■ **Requirements**
Below are entries. Pull out all lines containing "this".

■ **Given data**
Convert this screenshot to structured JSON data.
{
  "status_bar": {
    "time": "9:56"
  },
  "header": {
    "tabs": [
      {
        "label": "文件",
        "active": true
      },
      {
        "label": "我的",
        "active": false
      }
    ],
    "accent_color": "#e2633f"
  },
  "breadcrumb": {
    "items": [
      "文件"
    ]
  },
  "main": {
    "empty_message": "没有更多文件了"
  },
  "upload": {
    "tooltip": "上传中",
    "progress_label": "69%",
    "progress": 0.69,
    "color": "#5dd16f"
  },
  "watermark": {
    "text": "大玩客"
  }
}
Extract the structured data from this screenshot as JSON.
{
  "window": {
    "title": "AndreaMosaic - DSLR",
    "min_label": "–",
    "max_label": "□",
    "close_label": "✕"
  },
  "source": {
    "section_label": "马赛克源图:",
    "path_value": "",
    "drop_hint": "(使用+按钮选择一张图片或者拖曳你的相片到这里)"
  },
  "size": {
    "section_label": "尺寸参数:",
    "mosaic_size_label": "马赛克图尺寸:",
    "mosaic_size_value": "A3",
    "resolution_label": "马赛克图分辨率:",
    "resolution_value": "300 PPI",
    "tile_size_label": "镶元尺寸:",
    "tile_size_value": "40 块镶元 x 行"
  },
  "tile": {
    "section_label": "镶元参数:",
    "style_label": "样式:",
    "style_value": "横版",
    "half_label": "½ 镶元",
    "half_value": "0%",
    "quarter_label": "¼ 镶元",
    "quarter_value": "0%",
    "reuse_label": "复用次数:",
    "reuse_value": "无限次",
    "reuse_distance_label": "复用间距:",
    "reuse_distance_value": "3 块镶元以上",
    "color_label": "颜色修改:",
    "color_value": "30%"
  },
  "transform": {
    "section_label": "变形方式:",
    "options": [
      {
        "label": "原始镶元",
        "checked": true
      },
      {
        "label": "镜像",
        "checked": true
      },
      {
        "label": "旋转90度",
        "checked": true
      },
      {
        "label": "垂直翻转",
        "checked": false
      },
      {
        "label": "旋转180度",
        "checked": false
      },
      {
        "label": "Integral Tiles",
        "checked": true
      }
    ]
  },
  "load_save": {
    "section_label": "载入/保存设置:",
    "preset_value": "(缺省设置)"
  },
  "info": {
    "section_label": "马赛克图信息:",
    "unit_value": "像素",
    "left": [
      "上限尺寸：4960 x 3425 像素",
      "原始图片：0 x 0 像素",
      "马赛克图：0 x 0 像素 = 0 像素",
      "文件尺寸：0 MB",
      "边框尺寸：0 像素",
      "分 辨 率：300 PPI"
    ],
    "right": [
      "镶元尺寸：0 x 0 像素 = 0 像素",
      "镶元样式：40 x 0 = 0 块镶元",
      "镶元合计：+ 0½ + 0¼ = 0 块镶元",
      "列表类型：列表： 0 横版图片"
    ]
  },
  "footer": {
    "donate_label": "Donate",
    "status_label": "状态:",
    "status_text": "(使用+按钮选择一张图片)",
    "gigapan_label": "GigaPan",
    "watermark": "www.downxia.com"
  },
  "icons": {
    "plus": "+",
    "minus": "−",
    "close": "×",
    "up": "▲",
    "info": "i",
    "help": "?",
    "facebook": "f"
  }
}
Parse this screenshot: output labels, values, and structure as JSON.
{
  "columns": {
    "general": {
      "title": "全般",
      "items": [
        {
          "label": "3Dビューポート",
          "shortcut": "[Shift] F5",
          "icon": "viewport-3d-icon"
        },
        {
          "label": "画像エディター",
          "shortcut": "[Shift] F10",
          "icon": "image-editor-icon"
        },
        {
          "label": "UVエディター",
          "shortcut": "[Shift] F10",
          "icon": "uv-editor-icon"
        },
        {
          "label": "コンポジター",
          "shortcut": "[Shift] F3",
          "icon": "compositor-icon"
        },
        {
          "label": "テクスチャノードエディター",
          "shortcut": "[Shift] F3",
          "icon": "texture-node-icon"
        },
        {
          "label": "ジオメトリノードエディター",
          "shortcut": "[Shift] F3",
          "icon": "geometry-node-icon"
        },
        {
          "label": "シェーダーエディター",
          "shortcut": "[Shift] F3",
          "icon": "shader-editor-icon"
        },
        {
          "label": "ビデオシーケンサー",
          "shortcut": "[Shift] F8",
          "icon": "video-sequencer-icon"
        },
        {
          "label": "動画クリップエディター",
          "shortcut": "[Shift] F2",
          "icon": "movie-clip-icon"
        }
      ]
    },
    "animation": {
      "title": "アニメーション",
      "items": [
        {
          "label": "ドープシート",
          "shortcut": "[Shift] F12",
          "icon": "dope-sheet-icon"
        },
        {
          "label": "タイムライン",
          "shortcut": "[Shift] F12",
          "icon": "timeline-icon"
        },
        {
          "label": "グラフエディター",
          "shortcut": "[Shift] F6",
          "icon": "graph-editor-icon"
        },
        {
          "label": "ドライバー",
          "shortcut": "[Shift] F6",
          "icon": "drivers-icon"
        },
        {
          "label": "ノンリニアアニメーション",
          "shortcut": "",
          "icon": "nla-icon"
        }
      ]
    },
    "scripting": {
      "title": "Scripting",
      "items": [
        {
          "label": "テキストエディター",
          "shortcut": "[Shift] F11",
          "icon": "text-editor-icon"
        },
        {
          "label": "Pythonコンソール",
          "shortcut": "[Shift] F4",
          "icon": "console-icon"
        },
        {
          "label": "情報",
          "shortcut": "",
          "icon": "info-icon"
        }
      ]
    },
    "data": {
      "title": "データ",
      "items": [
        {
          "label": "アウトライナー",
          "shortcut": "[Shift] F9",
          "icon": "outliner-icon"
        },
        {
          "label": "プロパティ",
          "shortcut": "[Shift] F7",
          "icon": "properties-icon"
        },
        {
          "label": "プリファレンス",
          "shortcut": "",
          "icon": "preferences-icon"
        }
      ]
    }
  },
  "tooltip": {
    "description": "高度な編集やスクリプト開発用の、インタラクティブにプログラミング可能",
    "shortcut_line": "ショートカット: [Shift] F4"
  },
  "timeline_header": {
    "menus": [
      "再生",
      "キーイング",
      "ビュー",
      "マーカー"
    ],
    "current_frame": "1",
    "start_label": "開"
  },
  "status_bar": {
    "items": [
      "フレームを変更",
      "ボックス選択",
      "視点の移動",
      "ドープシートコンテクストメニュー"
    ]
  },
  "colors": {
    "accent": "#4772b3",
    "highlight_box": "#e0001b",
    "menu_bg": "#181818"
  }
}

■ **Written reply**
Convert this screenshot to structured JSON data.
Extract the structured data from this screenshot as JSON.
Parse this screenshot: output labels, values, and structure as JSON.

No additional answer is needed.